::: Dataset records

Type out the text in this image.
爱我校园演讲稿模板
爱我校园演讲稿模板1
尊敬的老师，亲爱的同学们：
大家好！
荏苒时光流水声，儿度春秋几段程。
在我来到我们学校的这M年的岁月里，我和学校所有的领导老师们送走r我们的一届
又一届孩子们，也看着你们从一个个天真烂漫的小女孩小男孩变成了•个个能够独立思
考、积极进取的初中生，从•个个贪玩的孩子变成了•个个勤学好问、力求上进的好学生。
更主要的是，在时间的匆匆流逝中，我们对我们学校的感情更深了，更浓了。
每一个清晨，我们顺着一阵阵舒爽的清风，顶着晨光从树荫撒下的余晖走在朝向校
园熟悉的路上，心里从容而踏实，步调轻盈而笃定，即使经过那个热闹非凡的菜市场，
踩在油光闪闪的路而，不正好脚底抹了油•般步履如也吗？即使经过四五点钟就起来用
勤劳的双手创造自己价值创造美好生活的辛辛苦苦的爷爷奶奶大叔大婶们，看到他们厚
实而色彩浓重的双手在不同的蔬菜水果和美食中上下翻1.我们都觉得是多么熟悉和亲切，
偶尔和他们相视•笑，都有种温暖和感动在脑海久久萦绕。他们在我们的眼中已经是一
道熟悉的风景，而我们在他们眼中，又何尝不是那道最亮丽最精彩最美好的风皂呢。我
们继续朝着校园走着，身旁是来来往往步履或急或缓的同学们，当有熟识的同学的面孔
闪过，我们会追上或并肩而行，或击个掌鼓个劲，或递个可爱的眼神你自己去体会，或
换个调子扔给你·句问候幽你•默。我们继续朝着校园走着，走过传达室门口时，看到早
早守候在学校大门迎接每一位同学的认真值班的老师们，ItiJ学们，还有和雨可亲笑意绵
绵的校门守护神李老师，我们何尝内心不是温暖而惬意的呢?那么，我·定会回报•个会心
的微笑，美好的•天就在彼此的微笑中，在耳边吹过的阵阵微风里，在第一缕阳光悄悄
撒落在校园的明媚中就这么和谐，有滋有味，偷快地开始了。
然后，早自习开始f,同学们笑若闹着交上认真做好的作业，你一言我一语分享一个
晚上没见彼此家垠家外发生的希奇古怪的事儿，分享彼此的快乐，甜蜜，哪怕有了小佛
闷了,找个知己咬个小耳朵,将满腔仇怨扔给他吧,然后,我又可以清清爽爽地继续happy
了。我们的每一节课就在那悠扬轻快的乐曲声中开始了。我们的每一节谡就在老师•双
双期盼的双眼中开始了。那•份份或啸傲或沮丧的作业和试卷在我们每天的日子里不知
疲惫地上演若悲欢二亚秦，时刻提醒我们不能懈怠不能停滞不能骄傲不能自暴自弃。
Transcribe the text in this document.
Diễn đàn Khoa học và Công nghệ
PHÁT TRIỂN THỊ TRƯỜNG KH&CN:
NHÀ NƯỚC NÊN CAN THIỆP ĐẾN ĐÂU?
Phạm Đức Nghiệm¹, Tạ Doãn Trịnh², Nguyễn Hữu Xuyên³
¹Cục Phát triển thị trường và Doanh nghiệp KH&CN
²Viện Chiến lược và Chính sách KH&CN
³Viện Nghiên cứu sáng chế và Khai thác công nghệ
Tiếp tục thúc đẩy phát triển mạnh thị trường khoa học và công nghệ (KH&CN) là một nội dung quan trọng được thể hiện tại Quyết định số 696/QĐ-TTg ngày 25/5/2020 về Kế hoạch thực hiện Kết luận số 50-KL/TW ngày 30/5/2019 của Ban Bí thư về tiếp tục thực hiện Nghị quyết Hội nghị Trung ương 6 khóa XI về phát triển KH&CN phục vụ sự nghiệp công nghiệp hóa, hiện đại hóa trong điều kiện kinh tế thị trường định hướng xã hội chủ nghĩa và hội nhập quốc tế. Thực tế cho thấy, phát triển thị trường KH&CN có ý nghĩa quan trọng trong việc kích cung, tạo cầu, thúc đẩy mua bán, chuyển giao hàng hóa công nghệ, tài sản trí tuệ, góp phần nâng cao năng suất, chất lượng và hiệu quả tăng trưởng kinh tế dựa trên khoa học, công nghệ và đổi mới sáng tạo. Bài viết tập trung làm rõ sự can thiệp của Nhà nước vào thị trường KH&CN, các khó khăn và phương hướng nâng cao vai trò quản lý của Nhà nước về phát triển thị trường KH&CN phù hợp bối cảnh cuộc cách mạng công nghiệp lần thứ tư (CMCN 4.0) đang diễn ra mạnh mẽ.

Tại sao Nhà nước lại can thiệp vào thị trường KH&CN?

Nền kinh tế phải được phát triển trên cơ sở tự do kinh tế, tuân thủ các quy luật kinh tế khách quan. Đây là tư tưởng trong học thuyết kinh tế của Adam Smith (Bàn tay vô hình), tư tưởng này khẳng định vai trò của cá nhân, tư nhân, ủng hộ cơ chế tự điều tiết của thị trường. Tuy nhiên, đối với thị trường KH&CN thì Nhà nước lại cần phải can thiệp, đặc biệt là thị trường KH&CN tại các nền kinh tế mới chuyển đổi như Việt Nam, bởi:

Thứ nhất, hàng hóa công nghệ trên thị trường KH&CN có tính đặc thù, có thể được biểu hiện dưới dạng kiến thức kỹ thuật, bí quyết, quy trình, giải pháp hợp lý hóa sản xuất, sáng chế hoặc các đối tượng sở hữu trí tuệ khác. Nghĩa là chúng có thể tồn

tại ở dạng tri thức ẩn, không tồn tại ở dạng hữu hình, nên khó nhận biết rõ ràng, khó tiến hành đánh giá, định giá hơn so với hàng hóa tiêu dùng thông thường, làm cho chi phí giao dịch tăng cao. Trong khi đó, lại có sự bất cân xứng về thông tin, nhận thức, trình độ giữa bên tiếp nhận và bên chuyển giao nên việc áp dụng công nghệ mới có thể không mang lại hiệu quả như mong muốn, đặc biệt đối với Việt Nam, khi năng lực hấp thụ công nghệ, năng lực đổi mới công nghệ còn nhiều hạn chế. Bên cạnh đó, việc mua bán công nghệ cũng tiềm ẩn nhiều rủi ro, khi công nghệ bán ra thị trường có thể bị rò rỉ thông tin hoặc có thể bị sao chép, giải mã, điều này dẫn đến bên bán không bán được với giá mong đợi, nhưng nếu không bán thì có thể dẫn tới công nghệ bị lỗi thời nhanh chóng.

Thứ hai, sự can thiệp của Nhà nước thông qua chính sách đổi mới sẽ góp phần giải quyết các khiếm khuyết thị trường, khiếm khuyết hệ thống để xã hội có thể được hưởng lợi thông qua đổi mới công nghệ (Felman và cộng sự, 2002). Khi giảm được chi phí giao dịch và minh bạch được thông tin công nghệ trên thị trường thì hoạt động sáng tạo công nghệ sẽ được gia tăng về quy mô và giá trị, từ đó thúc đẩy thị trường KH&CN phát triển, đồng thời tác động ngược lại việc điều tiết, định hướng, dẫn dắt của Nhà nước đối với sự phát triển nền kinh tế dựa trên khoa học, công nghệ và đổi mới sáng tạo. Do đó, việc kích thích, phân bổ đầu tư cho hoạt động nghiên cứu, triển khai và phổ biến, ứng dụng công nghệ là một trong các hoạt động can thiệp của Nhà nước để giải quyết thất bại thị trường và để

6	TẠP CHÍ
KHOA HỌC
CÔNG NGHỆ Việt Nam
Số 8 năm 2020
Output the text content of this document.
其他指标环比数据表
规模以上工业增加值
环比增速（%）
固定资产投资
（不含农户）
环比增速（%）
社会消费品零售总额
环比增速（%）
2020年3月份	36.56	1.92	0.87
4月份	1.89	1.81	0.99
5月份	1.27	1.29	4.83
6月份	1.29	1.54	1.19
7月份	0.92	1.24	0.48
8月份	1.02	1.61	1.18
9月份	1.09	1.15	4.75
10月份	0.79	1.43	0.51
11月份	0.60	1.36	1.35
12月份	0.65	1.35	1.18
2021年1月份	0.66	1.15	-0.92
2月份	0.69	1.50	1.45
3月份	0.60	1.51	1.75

::::::

## What you need to do
Show every line in the entries where the string "text" occurs.

## Exercise output
Type out the text in this image.
Transcribe the text in this document.
Output the text content of this document.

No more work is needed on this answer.